YOUR GOAL:
Only the number is wanted: how many lines contain the word "task"?

SUPPLIED DATA:

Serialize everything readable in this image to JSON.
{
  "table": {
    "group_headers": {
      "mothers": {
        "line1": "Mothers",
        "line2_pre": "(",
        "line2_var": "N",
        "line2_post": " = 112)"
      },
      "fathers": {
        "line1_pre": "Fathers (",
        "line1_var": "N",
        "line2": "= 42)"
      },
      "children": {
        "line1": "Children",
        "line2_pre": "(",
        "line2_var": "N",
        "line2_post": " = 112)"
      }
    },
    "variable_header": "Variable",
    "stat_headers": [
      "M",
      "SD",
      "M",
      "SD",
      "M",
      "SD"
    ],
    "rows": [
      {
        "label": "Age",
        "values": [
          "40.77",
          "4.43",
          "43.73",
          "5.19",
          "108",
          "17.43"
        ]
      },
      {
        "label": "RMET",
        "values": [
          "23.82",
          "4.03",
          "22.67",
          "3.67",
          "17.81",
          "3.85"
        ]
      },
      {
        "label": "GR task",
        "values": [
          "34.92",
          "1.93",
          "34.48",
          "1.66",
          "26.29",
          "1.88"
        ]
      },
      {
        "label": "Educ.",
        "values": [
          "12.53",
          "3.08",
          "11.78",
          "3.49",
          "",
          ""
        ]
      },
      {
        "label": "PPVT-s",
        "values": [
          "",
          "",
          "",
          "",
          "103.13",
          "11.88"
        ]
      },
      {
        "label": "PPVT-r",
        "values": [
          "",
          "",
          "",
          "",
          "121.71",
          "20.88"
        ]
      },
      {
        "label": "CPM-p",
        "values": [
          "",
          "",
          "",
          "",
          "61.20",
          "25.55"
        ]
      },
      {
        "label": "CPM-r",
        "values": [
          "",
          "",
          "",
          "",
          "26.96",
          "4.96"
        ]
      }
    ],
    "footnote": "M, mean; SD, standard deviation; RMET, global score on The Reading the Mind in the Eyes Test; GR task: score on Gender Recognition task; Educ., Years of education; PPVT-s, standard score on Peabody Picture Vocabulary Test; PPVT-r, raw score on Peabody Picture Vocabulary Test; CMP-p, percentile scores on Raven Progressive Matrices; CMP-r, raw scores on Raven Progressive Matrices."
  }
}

WRITTEN RESPONSE:
2